*What is asked*.
1. Answer these questions from the loan disclosure:
(a) What is the maximum aggregate principal amount the Company may borrow under the Promissory Note?
(b) What outstanding balance did the Company have as of February 29, 2024?
(c) At what price per unit may the Working Capital Loans be converted into units?
2. Revise the part of the loan disclosure that opens with the words containing "As of February 29, 2024, the" and closes with "the Trust Account.", putting "secured" in place of "unsecured".

*Text passage*.
= = = = =

Promissory Note — Related Party

 

On February 22, 2024, the Company issued a promissory note to the Sponsor, pursuant to which the Company may borrow up to an aggregate principal amount of $500,000 (the “Promissory Note”) to be used for a portion of the expenses for the Proposed Public Offering.

 

As of February 29, 2024, the Company has an outstanding balance of $375,000. This loan is non-interest bearing, unsecured and is due at the earlier of (1) September 30, 2024 or (2) the closing of the Proposed Public Offering. The loan will be repaid upon the closing of the Proposed Public Offering out of the offering proceeds not held in the Trust Account.

 

Working Capital Loans

 

In addition, in order to finance transaction costs in connection with an intended initial Business Combination, the Sponsor, the Company’s officers and directors may, but are not obligated to, loan the Company funds as may be required. If the Company completes the initial Business Combination, it intends to repay such loaned amount at closing. In the event that the initial Business Combination does not close, the Company may use a portion of the working capital held outside the Trust Account to repay such loaned amounts but no proceeds from the Trust Account would be used for such repayment. Up to $1,500,000 of such working capital loans (“Working Capital Loans”) made by the Sponsor, the Company’s officers and directors, or the Company’s or their affiliates to the Company prior to or in connection with its initial Business Combination may be convertible into units, at a price of $10.00 per unit at the option of the lender, upon consummation of its initial Business Combination. The units would be identical to the Placement Units.

= = = = =

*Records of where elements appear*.
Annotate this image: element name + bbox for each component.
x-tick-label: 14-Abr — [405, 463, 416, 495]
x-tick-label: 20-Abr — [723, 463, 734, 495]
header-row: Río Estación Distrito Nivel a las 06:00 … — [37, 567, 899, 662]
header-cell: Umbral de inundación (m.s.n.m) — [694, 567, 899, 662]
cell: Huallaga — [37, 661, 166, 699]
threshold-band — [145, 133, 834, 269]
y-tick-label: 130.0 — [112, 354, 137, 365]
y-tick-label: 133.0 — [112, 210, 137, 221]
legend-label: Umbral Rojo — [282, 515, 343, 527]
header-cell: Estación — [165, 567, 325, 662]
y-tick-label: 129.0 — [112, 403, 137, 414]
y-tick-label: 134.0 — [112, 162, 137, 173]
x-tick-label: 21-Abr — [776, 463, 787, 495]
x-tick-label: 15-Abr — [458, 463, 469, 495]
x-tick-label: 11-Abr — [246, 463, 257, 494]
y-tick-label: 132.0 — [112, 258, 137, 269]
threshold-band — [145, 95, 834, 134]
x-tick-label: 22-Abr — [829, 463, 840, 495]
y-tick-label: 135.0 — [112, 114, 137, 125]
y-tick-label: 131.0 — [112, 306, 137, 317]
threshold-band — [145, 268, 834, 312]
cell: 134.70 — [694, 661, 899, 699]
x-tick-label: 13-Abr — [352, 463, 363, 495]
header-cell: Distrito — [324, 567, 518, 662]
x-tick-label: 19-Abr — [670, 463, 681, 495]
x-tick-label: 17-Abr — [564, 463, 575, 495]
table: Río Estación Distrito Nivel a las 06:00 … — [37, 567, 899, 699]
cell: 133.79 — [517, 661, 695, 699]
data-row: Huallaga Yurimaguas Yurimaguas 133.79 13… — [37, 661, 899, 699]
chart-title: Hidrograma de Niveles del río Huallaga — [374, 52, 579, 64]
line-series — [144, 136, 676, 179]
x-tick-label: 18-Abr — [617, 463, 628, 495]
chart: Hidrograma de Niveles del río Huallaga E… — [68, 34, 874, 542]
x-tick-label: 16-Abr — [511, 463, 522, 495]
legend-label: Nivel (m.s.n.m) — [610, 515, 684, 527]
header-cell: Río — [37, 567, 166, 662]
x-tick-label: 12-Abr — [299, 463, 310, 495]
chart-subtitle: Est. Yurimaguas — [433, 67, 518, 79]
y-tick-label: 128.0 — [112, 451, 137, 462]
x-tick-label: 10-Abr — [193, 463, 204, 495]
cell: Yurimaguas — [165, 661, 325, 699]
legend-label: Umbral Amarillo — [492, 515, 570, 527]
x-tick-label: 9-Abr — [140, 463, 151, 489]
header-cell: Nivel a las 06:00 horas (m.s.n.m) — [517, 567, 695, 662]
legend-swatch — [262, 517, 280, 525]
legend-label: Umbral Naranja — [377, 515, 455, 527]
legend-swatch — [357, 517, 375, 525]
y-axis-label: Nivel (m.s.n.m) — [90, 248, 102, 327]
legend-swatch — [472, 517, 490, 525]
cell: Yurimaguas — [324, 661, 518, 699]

= = = = =

*Task results*.
1.
(a) $500,000
(b) $375,000
(c) $10.00 per unit

2.
As of February 29, 2024, the Company has an outstanding balance of $375,000. This loan is non-interest bearing, secured and is due at the earlier of (1) September 30, 2024 or (2) the closing of the Proposed Public Offering. The loan will be repaid upon the closing of the Proposed Public Offering out of the offering proceeds not held in the Trust Account.